Arrange the rows from the start of the listing through the line containing "table-cell[interactable]: [413, 813, 516, 832]" as a JSON list of strings, one string per line, skipping any blank lines.

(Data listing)
══════

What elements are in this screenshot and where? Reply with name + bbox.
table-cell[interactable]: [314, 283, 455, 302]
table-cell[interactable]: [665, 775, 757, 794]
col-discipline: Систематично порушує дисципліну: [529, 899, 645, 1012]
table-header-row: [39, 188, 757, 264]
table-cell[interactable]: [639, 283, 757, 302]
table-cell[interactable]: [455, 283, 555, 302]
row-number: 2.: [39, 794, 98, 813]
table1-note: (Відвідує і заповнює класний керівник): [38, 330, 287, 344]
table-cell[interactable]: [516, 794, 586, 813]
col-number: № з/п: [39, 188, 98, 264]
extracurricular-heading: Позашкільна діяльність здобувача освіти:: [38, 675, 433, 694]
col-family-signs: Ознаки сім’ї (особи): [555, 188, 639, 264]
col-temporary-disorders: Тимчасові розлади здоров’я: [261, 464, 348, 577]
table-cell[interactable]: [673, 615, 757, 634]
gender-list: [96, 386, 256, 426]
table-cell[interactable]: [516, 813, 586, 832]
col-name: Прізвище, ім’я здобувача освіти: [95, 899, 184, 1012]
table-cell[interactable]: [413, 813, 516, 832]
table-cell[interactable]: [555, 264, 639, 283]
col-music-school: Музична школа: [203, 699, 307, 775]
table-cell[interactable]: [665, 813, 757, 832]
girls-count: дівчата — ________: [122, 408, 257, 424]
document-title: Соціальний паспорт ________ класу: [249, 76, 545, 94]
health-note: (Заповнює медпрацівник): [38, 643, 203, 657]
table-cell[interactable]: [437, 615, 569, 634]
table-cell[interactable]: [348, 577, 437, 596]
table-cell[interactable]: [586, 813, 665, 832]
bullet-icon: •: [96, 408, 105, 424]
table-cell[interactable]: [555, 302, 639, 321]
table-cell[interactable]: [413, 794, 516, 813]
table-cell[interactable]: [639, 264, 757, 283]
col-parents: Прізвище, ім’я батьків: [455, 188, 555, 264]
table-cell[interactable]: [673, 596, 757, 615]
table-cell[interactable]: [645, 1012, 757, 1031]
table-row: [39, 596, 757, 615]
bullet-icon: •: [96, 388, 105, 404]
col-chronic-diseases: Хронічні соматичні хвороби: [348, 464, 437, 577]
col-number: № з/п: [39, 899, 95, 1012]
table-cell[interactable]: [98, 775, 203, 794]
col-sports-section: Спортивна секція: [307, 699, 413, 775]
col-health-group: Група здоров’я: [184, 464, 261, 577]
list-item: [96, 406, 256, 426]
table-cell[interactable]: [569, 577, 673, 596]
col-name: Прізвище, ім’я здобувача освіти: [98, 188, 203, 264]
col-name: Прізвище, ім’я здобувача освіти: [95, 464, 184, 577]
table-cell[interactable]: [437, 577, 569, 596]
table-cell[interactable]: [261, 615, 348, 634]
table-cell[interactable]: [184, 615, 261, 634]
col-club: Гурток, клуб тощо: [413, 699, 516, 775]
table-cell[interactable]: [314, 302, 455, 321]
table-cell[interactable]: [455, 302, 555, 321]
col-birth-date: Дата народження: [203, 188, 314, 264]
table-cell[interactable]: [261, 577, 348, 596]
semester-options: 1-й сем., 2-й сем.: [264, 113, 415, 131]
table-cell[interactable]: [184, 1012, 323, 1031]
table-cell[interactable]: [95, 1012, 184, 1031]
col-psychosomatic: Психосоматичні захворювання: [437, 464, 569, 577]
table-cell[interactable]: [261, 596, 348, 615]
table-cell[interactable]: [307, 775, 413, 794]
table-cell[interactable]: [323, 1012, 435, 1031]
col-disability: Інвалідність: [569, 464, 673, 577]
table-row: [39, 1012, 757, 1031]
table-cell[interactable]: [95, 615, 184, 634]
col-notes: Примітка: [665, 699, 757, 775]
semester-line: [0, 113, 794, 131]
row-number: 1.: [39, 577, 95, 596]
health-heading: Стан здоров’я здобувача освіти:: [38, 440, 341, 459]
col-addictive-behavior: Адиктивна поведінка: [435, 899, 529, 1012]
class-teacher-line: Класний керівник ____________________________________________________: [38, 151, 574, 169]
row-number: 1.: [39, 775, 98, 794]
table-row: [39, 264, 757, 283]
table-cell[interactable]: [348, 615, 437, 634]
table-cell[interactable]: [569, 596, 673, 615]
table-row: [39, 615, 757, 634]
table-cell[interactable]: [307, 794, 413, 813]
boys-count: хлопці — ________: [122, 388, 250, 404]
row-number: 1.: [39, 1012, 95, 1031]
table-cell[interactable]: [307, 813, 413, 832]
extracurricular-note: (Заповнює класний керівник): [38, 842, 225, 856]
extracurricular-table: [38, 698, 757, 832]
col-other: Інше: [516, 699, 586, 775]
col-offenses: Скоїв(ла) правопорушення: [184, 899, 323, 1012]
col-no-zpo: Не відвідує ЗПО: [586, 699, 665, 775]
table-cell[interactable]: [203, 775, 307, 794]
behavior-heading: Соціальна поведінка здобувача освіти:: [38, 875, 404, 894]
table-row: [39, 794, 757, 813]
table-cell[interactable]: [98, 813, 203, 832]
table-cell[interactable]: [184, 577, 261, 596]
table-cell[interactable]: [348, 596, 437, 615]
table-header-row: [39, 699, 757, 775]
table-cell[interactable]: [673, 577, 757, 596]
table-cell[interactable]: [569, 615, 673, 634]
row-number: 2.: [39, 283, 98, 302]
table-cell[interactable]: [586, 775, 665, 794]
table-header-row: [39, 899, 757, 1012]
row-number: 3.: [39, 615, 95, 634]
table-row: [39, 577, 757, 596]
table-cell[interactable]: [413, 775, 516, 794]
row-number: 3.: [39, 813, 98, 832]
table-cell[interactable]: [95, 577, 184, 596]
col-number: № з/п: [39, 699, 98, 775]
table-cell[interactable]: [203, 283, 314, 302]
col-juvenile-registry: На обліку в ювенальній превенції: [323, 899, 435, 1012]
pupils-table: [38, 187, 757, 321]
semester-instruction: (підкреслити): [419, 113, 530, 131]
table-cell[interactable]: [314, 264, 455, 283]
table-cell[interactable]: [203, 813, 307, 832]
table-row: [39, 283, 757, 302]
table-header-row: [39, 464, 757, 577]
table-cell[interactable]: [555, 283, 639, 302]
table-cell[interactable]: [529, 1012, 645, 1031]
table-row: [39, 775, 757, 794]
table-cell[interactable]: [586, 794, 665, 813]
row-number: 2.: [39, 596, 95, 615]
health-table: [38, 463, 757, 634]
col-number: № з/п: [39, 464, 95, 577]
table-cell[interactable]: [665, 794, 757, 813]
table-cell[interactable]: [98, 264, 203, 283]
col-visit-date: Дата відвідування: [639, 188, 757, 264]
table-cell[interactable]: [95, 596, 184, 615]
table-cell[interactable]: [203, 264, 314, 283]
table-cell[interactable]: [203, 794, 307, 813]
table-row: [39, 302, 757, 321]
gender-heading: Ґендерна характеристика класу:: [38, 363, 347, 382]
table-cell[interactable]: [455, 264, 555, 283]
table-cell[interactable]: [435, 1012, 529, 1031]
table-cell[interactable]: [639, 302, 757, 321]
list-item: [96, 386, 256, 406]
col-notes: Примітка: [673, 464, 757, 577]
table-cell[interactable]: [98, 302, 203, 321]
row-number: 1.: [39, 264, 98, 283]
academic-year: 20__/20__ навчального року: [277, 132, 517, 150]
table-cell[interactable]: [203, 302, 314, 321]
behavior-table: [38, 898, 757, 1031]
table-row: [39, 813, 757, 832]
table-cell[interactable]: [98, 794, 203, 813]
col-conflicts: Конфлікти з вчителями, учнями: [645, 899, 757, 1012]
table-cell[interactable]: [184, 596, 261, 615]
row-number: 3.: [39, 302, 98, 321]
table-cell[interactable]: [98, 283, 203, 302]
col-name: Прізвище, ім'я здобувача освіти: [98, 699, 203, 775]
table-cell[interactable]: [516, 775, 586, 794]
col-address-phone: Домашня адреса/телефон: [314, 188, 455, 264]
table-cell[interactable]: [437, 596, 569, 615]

══════

▶ _Right answer_:
[
  "What elements are in this screenshot and where? Reply with name + bbox.",
  "table-cell[interactable]: [314, 283, 455, 302]",
  "table-cell[interactable]: [665, 775, 757, 794]",
  "col-discipline: Систематично порушує дисципліну: [529, 899, 645, 1012]",
  "table-header-row: [39, 188, 757, 264]",
  "table-cell[interactable]: [639, 283, 757, 302]",
  "table-cell[interactable]: [455, 283, 555, 302]",
  "row-number: 2.: [39, 794, 98, 813]",
  "table1-note: (Відвідує і заповнює класний керівник): [38, 330, 287, 344]",
  "table-cell[interactable]: [516, 794, 586, 813]",
  "col-number: № з/п: [39, 188, 98, 264]",
  "extracurricular-heading: Позашкільна діяльність здобувача освіти:: [38, 675, 433, 694]",
  "col-family-signs: Ознаки сім’ї (особи): [555, 188, 639, 264]",
  "col-temporary-disorders: Тимчасові розлади здоров’я: [261, 464, 348, 577]",
  "table-cell[interactable]: [673, 615, 757, 634]",
  "gender-list: [96, 386, 256, 426]",
  "table-cell[interactable]: [516, 813, 586, 832]",
  "col-name: Прізвище, ім’я здобувача освіти: [95, 899, 184, 1012]",
  "table-cell[interactable]: [413, 813, 516, 832]"
]